◆ AIM OF THE EXERCISE:
Make an exact copy of the data below, leaving out every picture.

[INPUT ROWS start]

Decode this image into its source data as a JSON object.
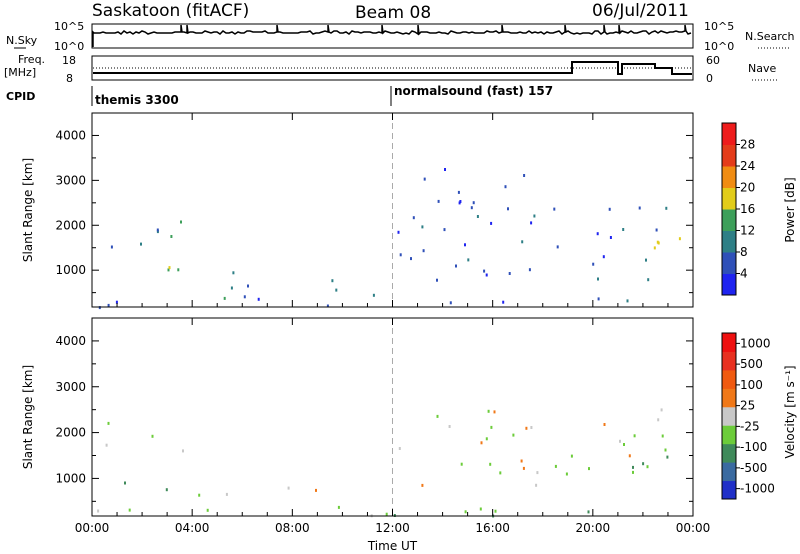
{
  "header": {
    "station": "Saskatoon (fitACF)",
    "beam": "Beam 08",
    "date": "06/Jul/2011"
  },
  "top_strips": {
    "nsky_label": "N.Sky",
    "nsky_ticks": [
      "10^5",
      "10^0"
    ],
    "nsearch_label": "N.Search",
    "nsearch_ticks": [
      "10^5",
      "10^0"
    ],
    "freq_label": "Freq.",
    "freq_unit": "[MHz]",
    "freq_ticks": [
      "18",
      "8"
    ],
    "nave_label": "Nave",
    "nave_ticks": [
      "60",
      "0"
    ],
    "cpid_label": "CPID",
    "cpid_segments": [
      {
        "label": "themis 3300",
        "start_hour": 0
      },
      {
        "label": "normalsound (fast) 157",
        "start_hour": 12
      }
    ]
  },
  "chart_data": [
    {
      "type": "heatmap",
      "panel": "power",
      "ylabel": "Slant Range [km]",
      "xlabel": "",
      "x_range_hours": [
        0,
        24
      ],
      "ylim": [
        180,
        4500
      ],
      "y_ticks": [
        "1000",
        "2000",
        "3000",
        "4000"
      ],
      "x_ticks": [
        "00:00",
        "04:00",
        "08:00",
        "12:00",
        "16:00",
        "20:00",
        "00:00"
      ],
      "colorbar": {
        "label": "Power [dB]",
        "ticks": [
          "4",
          "8",
          "12",
          "16",
          "20",
          "24",
          "28"
        ],
        "colors": [
          "#1f24f0",
          "#2f50b8",
          "#2e7f86",
          "#3d9f5a",
          "#e2cc1a",
          "#f08c12",
          "#e43c1a",
          "#ee1c1c"
        ]
      },
      "scatter_bands": [
        {
          "t0": 0.0,
          "t1": 4.0,
          "r0": 1500,
          "r1": 2300,
          "level": 2
        },
        {
          "t0": 1.0,
          "t1": 3.5,
          "r0": 700,
          "r1": 1400,
          "level": 3
        },
        {
          "t0": 4.0,
          "t1": 11.5,
          "r0": 400,
          "r1": 1000,
          "level": 2
        },
        {
          "t0": 12.0,
          "t1": 23.0,
          "r0": 800,
          "r1": 2600,
          "level": 1
        },
        {
          "t0": 13.0,
          "t1": 17.5,
          "r0": 2300,
          "r1": 3400,
          "level": 0
        },
        {
          "t0": 22.0,
          "t1": 24.0,
          "r0": 700,
          "r1": 2000,
          "level": 4
        },
        {
          "t0": 0.0,
          "t1": 24.0,
          "r0": 200,
          "r1": 420,
          "level": 1
        }
      ]
    },
    {
      "type": "heatmap",
      "panel": "velocity",
      "ylabel": "Slant Range [km]",
      "xlabel": "Time UT",
      "x_range_hours": [
        0,
        24
      ],
      "ylim": [
        180,
        4500
      ],
      "y_ticks": [
        "1000",
        "2000",
        "3000",
        "4000"
      ],
      "x_ticks": [
        "00:00",
        "04:00",
        "08:00",
        "12:00",
        "16:00",
        "20:00",
        "00:00"
      ],
      "colorbar": {
        "label": "Velocity [m s⁻¹]",
        "ticks": [
          "1000",
          "500",
          "100",
          "25",
          "-25",
          "-100",
          "-500",
          "-1000"
        ],
        "colors": [
          "#2030c8",
          "#3a6aa0",
          "#3f8a5a",
          "#6ccc3a",
          "#c8c8c8",
          "#f07818",
          "#f05a10",
          "#e83020",
          "#ee1010"
        ]
      },
      "scatter_bands": [
        {
          "t0": 0.5,
          "t1": 4.0,
          "r0": 1500,
          "r1": 2300,
          "level": 4
        },
        {
          "t0": 1.0,
          "t1": 3.5,
          "r0": 700,
          "r1": 1200,
          "level": 2
        },
        {
          "t0": 4.0,
          "t1": 11.5,
          "r0": 400,
          "r1": 900,
          "level": 4
        },
        {
          "t0": 12.0,
          "t1": 13.2,
          "r0": 1100,
          "r1": 1900,
          "level": 5
        },
        {
          "t0": 13.0,
          "t1": 23.0,
          "r0": 800,
          "r1": 2600,
          "level": 4
        },
        {
          "t0": 21.0,
          "t1": 24.0,
          "r0": 800,
          "r1": 2000,
          "level": 2
        },
        {
          "t0": 0.0,
          "t1": 24.0,
          "r0": 200,
          "r1": 420,
          "level": 3
        }
      ]
    }
  ]
}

[INPUT ROWS end]

◆ FINAL RESULT:
Decode this image into its source data as a JSON object.
{
  "header": {
    "station": "Saskatoon (fitACF)",
    "beam": "Beam 08",
    "date": "06/Jul/2011"
  },
  "top_strips": {
    "nsky_label": "N.Sky",
    "nsky_ticks": [
      "10^5",
      "10^0"
    ],
    "nsearch_label": "N.Search",
    "nsearch_ticks": [
      "10^5",
      "10^0"
    ],
    "freq_label": "Freq.",
    "freq_unit": "[MHz]",
    "freq_ticks": [
      "18",
      "8"
    ],
    "nave_label": "Nave",
    "nave_ticks": [
      "60",
      "0"
    ],
    "cpid_label": "CPID",
    "cpid_segments": [
      {
        "label": "themis 3300",
        "start_hour": 0
      },
      {
        "label": "normalsound (fast) 157",
        "start_hour": 12
      }
    ]
  },
  "chart_data": [
    {
      "type": "heatmap",
      "panel": "power",
      "ylabel": "Slant Range [km]",
      "xlabel": "",
      "x_range_hours": [
        0,
        24
      ],
      "ylim": [
        180,
        4500
      ],
      "y_ticks": [
        "1000",
        "2000",
        "3000",
        "4000"
      ],
      "x_ticks": [
        "00:00",
        "04:00",
        "08:00",
        "12:00",
        "16:00",
        "20:00",
        "00:00"
      ],
      "colorbar": {
        "label": "Power [dB]",
        "ticks": [
          "4",
          "8",
          "12",
          "16",
          "20",
          "24",
          "28"
        ],
        "colors": [
          "#1f24f0",
          "#2f50b8",
          "#2e7f86",
          "#3d9f5a",
          "#e2cc1a",
          "#f08c12",
          "#e43c1a",
          "#ee1c1c"
        ]
      },
      "scatter_bands": [
        {
          "t0": 0.0,
          "t1": 4.0,
          "r0": 1500,
          "r1": 2300,
          "level": 2
        },
        {
          "t0": 1.0,
          "t1": 3.5,
          "r0": 700,
          "r1": 1400,
          "level": 3
        },
        {
          "t0": 4.0,
          "t1": 11.5,
          "r0": 400,
          "r1": 1000,
          "level": 2
        },
        {
          "t0": 12.0,
          "t1": 23.0,
          "r0": 800,
          "r1": 2600,
          "level": 1
        },
        {
          "t0": 13.0,
          "t1": 17.5,
          "r0": 2300,
          "r1": 3400,
          "level": 0
        },
        {
          "t0": 22.0,
          "t1": 24.0,
          "r0": 700,
          "r1": 2000,
          "level": 4
        },
        {
          "t0": 0.0,
          "t1": 24.0,
          "r0": 200,
          "r1": 420,
          "level": 1
        }
      ]
    },
    {
      "type": "heatmap",
      "panel": "velocity",
      "ylabel": "Slant Range [km]",
      "xlabel": "Time UT",
      "x_range_hours": [
        0,
        24
      ],
      "ylim": [
        180,
        4500
      ],
      "y_ticks": [
        "1000",
        "2000",
        "3000",
        "4000"
      ],
      "x_ticks": [
        "00:00",
        "04:00",
        "08:00",
        "12:00",
        "16:00",
        "20:00",
        "00:00"
      ],
      "colorbar": {
        "label": "Velocity [m s⁻¹]",
        "ticks": [
          "1000",
          "500",
          "100",
          "25",
          "-25",
          "-100",
          "-500",
          "-1000"
        ],
        "colors": [
          "#2030c8",
          "#3a6aa0",
          "#3f8a5a",
          "#6ccc3a",
          "#c8c8c8",
          "#f07818",
          "#f05a10",
          "#e83020",
          "#ee1010"
        ]
      },
      "scatter_bands": [
        {
          "t0": 0.5,
          "t1": 4.0,
          "r0": 1500,
          "r1": 2300,
          "level": 4
        },
        {
          "t0": 1.0,
          "t1": 3.5,
          "r0": 700,
          "r1": 1200,
          "level": 2
        },
        {
          "t0": 4.0,
          "t1": 11.5,
          "r0": 400,
          "r1": 900,
          "level": 4
        },
        {
          "t0": 12.0,
          "t1": 13.2,
          "r0": 1100,
          "r1": 1900,
          "level": 5
        },
        {
          "t0": 13.0,
          "t1": 23.0,
          "r0": 800,
          "r1": 2600,
          "level": 4
        },
        {
          "t0": 21.0,
          "t1": 24.0,
          "r0": 800,
          "r1": 2000,
          "level": 2
        },
        {
          "t0": 0.0,
          "t1": 24.0,
          "r0": 200,
          "r1": 420,
          "level": 3
        }
      ]
    }
  ]
}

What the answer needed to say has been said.